• **What this task involves**:
Which lines in the records below contain the word "icon"? Copy each one out.

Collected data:

= = = = = = =

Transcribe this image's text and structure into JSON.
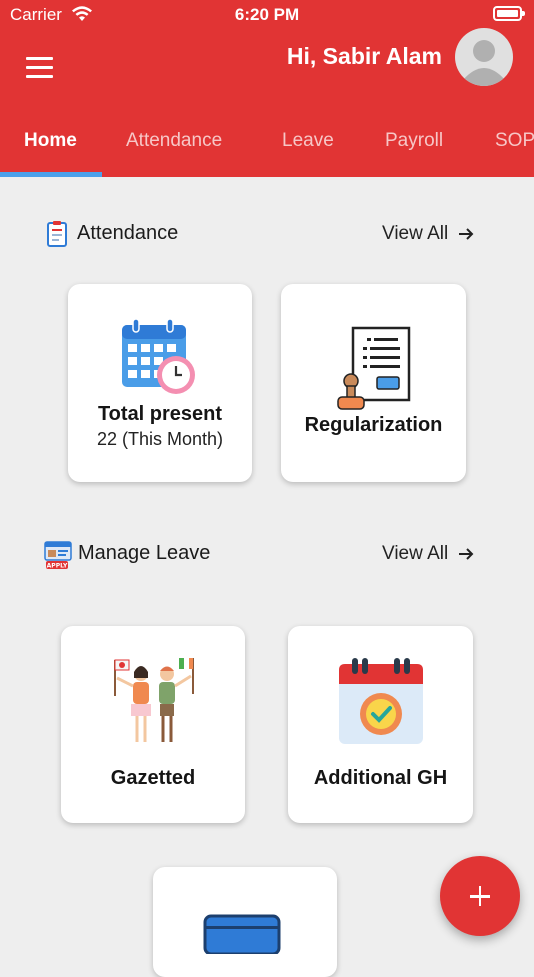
{
  "status": {
    "carrier": "Carrier",
    "time": "6:20 PM"
  },
  "header": {
    "greeting": "Hi, Sabir Alam"
  },
  "tabs": [
    {
      "label": "Home",
      "active": true
    },
    {
      "label": "Attendance"
    },
    {
      "label": "Leave"
    },
    {
      "label": "Payroll"
    },
    {
      "label": "SOP"
    }
  ],
  "attendance": {
    "title": "Attendance",
    "view_all": "View All",
    "cards": [
      {
        "title": "Total present",
        "subtitle": "22  (This Month)",
        "icon": "calendar-clock-icon"
      },
      {
        "title": "Regularization",
        "icon": "document-stamp-icon"
      }
    ]
  },
  "leave": {
    "title": "Manage Leave",
    "view_all": "View All",
    "cards": [
      {
        "title": "Gazetted",
        "icon": "people-flags-icon"
      },
      {
        "title": "Additional GH",
        "icon": "calendar-check-icon"
      },
      {
        "title": "",
        "icon": "book-icon"
      }
    ]
  },
  "colors": {
    "primary": "#e13434",
    "tab_indicator": "#4ba0ea",
    "background": "#eeeeee"
  }
}
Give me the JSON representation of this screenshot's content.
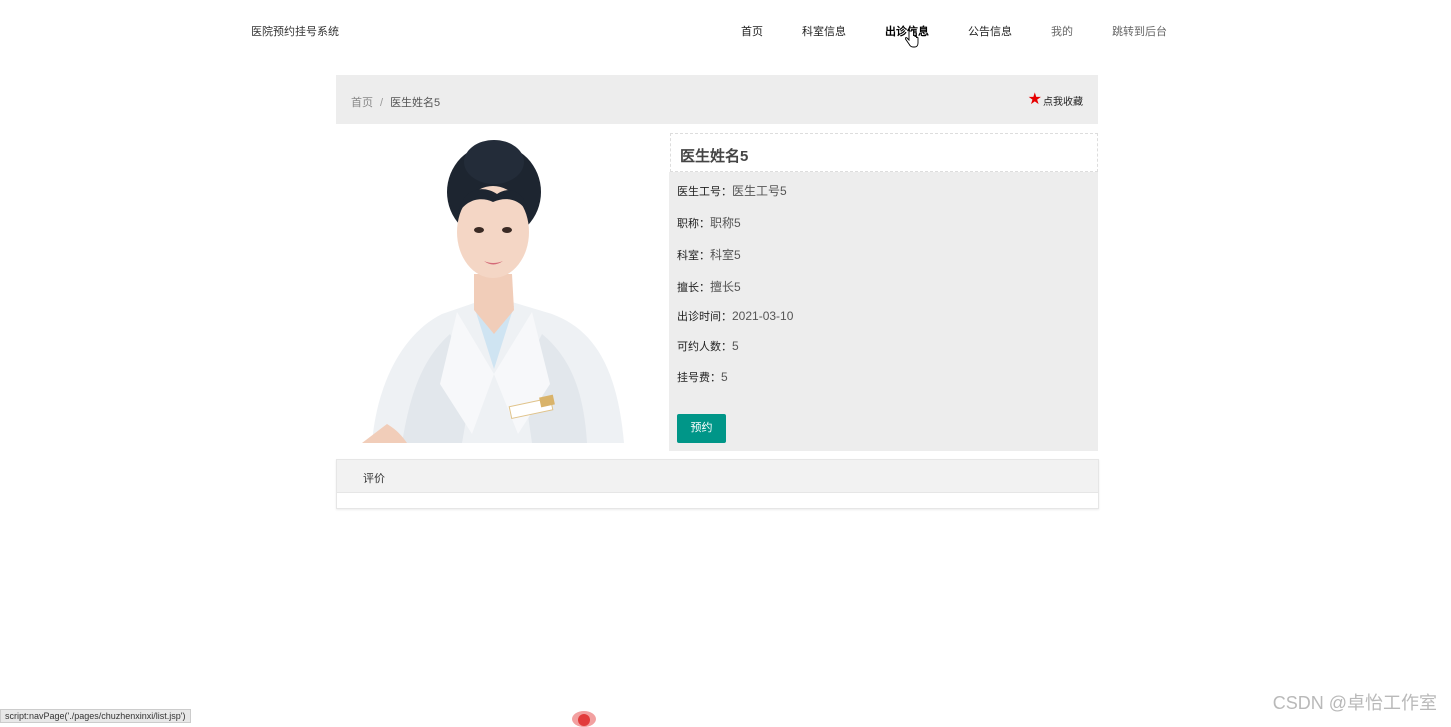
{
  "header": {
    "brand": "医院预约挂号系统",
    "nav": [
      {
        "label": "首页"
      },
      {
        "label": "科室信息"
      },
      {
        "label": "出诊信息"
      },
      {
        "label": "公告信息"
      },
      {
        "label": "我的"
      },
      {
        "label": "跳转到后台"
      }
    ]
  },
  "breadcrumb": {
    "home": "首页",
    "separator": "/",
    "current": "医生姓名5",
    "favorite": "点我收藏"
  },
  "detail": {
    "title": "医生姓名5",
    "fields": [
      {
        "label": "医生工号：",
        "value": "医生工号5"
      },
      {
        "label": "职称：",
        "value": "职称5"
      },
      {
        "label": "科室：",
        "value": "科室5"
      },
      {
        "label": "擅长：",
        "value": "擅长5"
      },
      {
        "label": "出诊时间：",
        "value": "2021-03-10"
      },
      {
        "label": "可约人数：",
        "value": "5"
      },
      {
        "label": "挂号费：",
        "value": "5"
      }
    ],
    "book_button": "预约"
  },
  "review": {
    "title": "评价"
  },
  "status_bar": {
    "text": "script:navPage('./pages/chuzhenxinxi/list.jsp')"
  },
  "watermark": "CSDN @卓怡工作室",
  "colors": {
    "accent": "#009688",
    "favorite_star": "#e60000",
    "panel_bg": "#ededed"
  }
}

= = = = = = =

• **Full response**:
        "icon": "calendar-clock-icon"
        "icon": "document-stamp-icon"
        "icon": "people-flags-icon"
        "icon": "calendar-check-icon"
        "icon": "book-icon"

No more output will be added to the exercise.